▶ [The task] Each record that follows should be repeated exactly, minus any images.

▶ [Provided records]
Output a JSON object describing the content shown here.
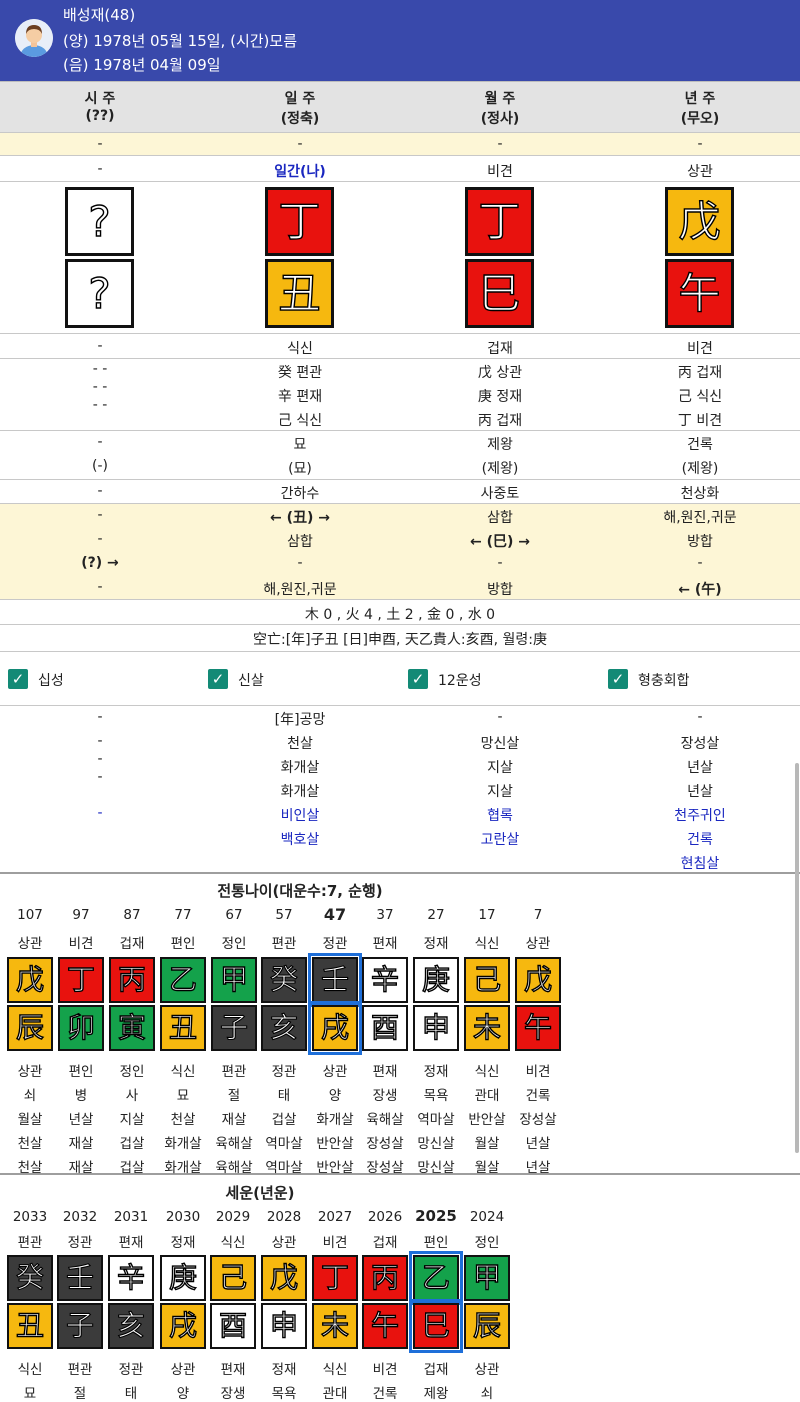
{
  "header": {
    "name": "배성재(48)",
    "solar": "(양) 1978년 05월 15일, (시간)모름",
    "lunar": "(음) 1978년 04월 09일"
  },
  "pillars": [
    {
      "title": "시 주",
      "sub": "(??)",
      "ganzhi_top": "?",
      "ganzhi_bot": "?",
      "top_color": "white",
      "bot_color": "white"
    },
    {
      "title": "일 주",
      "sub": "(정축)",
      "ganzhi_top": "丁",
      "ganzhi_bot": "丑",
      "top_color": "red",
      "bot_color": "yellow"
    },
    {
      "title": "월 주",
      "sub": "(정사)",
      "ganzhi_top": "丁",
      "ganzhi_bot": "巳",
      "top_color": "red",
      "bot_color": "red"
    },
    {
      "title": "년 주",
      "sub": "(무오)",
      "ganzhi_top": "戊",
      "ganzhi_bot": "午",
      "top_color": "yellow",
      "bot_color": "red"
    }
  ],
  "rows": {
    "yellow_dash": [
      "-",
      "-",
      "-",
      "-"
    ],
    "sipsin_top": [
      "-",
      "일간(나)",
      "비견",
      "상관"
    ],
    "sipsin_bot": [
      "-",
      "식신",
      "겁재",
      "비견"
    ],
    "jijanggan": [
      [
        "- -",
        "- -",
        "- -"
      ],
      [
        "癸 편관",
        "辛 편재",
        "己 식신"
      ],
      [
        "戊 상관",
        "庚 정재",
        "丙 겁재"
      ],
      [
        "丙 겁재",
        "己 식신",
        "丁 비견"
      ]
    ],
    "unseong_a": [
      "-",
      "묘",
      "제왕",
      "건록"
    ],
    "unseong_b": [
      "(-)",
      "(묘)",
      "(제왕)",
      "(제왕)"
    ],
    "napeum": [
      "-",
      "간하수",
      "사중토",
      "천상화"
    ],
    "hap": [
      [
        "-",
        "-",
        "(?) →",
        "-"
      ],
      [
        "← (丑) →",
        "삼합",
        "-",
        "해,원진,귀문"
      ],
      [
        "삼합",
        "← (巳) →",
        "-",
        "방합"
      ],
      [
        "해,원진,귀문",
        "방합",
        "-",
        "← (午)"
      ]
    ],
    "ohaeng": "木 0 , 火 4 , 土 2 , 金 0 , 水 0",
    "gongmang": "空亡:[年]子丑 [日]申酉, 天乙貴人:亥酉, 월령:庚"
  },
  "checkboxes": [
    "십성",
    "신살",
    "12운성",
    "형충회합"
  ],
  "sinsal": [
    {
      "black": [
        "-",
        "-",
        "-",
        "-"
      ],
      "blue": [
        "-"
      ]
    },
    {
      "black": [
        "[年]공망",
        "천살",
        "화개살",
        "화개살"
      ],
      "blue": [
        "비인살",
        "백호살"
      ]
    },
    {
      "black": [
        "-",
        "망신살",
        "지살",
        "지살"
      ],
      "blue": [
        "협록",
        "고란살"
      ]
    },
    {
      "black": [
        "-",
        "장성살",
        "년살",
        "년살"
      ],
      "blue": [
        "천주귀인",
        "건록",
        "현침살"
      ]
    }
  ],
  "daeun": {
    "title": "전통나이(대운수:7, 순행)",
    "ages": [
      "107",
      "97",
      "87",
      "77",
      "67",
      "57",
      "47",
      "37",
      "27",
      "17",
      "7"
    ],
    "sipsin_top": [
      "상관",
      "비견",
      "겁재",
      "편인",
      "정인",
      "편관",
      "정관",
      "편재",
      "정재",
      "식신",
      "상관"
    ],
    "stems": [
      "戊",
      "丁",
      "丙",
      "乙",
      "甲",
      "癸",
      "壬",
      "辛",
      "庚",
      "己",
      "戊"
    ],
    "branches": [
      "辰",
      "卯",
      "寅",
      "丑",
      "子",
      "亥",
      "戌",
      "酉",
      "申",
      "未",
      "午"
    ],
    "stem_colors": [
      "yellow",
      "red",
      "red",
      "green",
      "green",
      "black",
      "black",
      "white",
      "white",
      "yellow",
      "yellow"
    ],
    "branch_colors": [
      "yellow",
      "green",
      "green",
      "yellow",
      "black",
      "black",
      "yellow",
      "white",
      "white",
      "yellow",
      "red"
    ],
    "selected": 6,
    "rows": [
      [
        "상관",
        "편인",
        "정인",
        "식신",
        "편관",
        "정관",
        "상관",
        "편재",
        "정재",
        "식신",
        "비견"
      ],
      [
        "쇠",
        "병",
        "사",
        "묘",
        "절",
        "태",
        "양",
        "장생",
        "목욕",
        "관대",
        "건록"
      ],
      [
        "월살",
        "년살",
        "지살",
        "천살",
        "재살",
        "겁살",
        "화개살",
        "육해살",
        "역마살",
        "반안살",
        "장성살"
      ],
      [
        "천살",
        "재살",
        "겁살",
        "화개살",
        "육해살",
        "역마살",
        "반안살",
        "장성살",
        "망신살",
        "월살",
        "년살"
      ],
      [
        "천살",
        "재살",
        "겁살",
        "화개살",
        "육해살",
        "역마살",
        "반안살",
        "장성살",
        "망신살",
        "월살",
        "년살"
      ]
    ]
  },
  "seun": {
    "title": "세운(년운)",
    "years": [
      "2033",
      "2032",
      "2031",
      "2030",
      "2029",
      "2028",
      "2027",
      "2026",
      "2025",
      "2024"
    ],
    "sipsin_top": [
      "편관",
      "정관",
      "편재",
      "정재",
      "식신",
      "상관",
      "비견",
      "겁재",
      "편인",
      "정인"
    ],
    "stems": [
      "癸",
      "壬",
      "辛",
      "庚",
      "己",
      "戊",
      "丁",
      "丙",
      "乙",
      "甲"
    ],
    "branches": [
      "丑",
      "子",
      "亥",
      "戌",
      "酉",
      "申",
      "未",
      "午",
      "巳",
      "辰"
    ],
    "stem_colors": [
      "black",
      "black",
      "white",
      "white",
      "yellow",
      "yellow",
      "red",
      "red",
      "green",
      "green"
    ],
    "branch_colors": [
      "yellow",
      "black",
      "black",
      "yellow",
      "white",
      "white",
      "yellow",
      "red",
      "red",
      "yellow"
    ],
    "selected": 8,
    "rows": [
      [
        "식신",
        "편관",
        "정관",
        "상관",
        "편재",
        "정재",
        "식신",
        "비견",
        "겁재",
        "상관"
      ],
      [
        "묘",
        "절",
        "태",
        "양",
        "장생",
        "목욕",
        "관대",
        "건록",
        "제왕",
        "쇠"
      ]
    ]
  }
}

▶ [Worked answer]
Output a JSON object describing the content shown here.
{
  "header": {
    "name": "배성재(48)",
    "solar": "(양) 1978년 05월 15일, (시간)모름",
    "lunar": "(음) 1978년 04월 09일"
  },
  "pillars": [
    {
      "title": "시 주",
      "sub": "(??)",
      "ganzhi_top": "?",
      "ganzhi_bot": "?",
      "top_color": "white",
      "bot_color": "white"
    },
    {
      "title": "일 주",
      "sub": "(정축)",
      "ganzhi_top": "丁",
      "ganzhi_bot": "丑",
      "top_color": "red",
      "bot_color": "yellow"
    },
    {
      "title": "월 주",
      "sub": "(정사)",
      "ganzhi_top": "丁",
      "ganzhi_bot": "巳",
      "top_color": "red",
      "bot_color": "red"
    },
    {
      "title": "년 주",
      "sub": "(무오)",
      "ganzhi_top": "戊",
      "ganzhi_bot": "午",
      "top_color": "yellow",
      "bot_color": "red"
    }
  ],
  "rows": {
    "yellow_dash": [
      "-",
      "-",
      "-",
      "-"
    ],
    "sipsin_top": [
      "-",
      "일간(나)",
      "비견",
      "상관"
    ],
    "sipsin_bot": [
      "-",
      "식신",
      "겁재",
      "비견"
    ],
    "jijanggan": [
      [
        "- -",
        "- -",
        "- -"
      ],
      [
        "癸 편관",
        "辛 편재",
        "己 식신"
      ],
      [
        "戊 상관",
        "庚 정재",
        "丙 겁재"
      ],
      [
        "丙 겁재",
        "己 식신",
        "丁 비견"
      ]
    ],
    "unseong_a": [
      "-",
      "묘",
      "제왕",
      "건록"
    ],
    "unseong_b": [
      "(-)",
      "(묘)",
      "(제왕)",
      "(제왕)"
    ],
    "napeum": [
      "-",
      "간하수",
      "사중토",
      "천상화"
    ],
    "hap": [
      [
        "-",
        "-",
        "(?) →",
        "-"
      ],
      [
        "← (丑) →",
        "삼합",
        "-",
        "해,원진,귀문"
      ],
      [
        "삼합",
        "← (巳) →",
        "-",
        "방합"
      ],
      [
        "해,원진,귀문",
        "방합",
        "-",
        "← (午)"
      ]
    ],
    "ohaeng": "木 0 , 火 4 , 土 2 , 金 0 , 水 0",
    "gongmang": "空亡:[年]子丑 [日]申酉, 天乙貴人:亥酉, 월령:庚"
  },
  "checkboxes": [
    "십성",
    "신살",
    "12운성",
    "형충회합"
  ],
  "sinsal": [
    {
      "black": [
        "-",
        "-",
        "-",
        "-"
      ],
      "blue": [
        "-"
      ]
    },
    {
      "black": [
        "[年]공망",
        "천살",
        "화개살",
        "화개살"
      ],
      "blue": [
        "비인살",
        "백호살"
      ]
    },
    {
      "black": [
        "-",
        "망신살",
        "지살",
        "지살"
      ],
      "blue": [
        "협록",
        "고란살"
      ]
    },
    {
      "black": [
        "-",
        "장성살",
        "년살",
        "년살"
      ],
      "blue": [
        "천주귀인",
        "건록",
        "현침살"
      ]
    }
  ],
  "daeun": {
    "title": "전통나이(대운수:7, 순행)",
    "ages": [
      "107",
      "97",
      "87",
      "77",
      "67",
      "57",
      "47",
      "37",
      "27",
      "17",
      "7"
    ],
    "sipsin_top": [
      "상관",
      "비견",
      "겁재",
      "편인",
      "정인",
      "편관",
      "정관",
      "편재",
      "정재",
      "식신",
      "상관"
    ],
    "stems": [
      "戊",
      "丁",
      "丙",
      "乙",
      "甲",
      "癸",
      "壬",
      "辛",
      "庚",
      "己",
      "戊"
    ],
    "branches": [
      "辰",
      "卯",
      "寅",
      "丑",
      "子",
      "亥",
      "戌",
      "酉",
      "申",
      "未",
      "午"
    ],
    "stem_colors": [
      "yellow",
      "red",
      "red",
      "green",
      "green",
      "black",
      "black",
      "white",
      "white",
      "yellow",
      "yellow"
    ],
    "branch_colors": [
      "yellow",
      "green",
      "green",
      "yellow",
      "black",
      "black",
      "yellow",
      "white",
      "white",
      "yellow",
      "red"
    ],
    "selected": 6,
    "rows": [
      [
        "상관",
        "편인",
        "정인",
        "식신",
        "편관",
        "정관",
        "상관",
        "편재",
        "정재",
        "식신",
        "비견"
      ],
      [
        "쇠",
        "병",
        "사",
        "묘",
        "절",
        "태",
        "양",
        "장생",
        "목욕",
        "관대",
        "건록"
      ],
      [
        "월살",
        "년살",
        "지살",
        "천살",
        "재살",
        "겁살",
        "화개살",
        "육해살",
        "역마살",
        "반안살",
        "장성살"
      ],
      [
        "천살",
        "재살",
        "겁살",
        "화개살",
        "육해살",
        "역마살",
        "반안살",
        "장성살",
        "망신살",
        "월살",
        "년살"
      ],
      [
        "천살",
        "재살",
        "겁살",
        "화개살",
        "육해살",
        "역마살",
        "반안살",
        "장성살",
        "망신살",
        "월살",
        "년살"
      ]
    ]
  },
  "seun": {
    "title": "세운(년운)",
    "years": [
      "2033",
      "2032",
      "2031",
      "2030",
      "2029",
      "2028",
      "2027",
      "2026",
      "2025",
      "2024"
    ],
    "sipsin_top": [
      "편관",
      "정관",
      "편재",
      "정재",
      "식신",
      "상관",
      "비견",
      "겁재",
      "편인",
      "정인"
    ],
    "stems": [
      "癸",
      "壬",
      "辛",
      "庚",
      "己",
      "戊",
      "丁",
      "丙",
      "乙",
      "甲"
    ],
    "branches": [
      "丑",
      "子",
      "亥",
      "戌",
      "酉",
      "申",
      "未",
      "午",
      "巳",
      "辰"
    ],
    "stem_colors": [
      "black",
      "black",
      "white",
      "white",
      "yellow",
      "yellow",
      "red",
      "red",
      "green",
      "green"
    ],
    "branch_colors": [
      "yellow",
      "black",
      "black",
      "yellow",
      "white",
      "white",
      "yellow",
      "red",
      "red",
      "yellow"
    ],
    "selected": 8,
    "rows": [
      [
        "식신",
        "편관",
        "정관",
        "상관",
        "편재",
        "정재",
        "식신",
        "비견",
        "겁재",
        "상관"
      ],
      [
        "묘",
        "절",
        "태",
        "양",
        "장생",
        "목욕",
        "관대",
        "건록",
        "제왕",
        "쇠"
      ]
    ]
  }
}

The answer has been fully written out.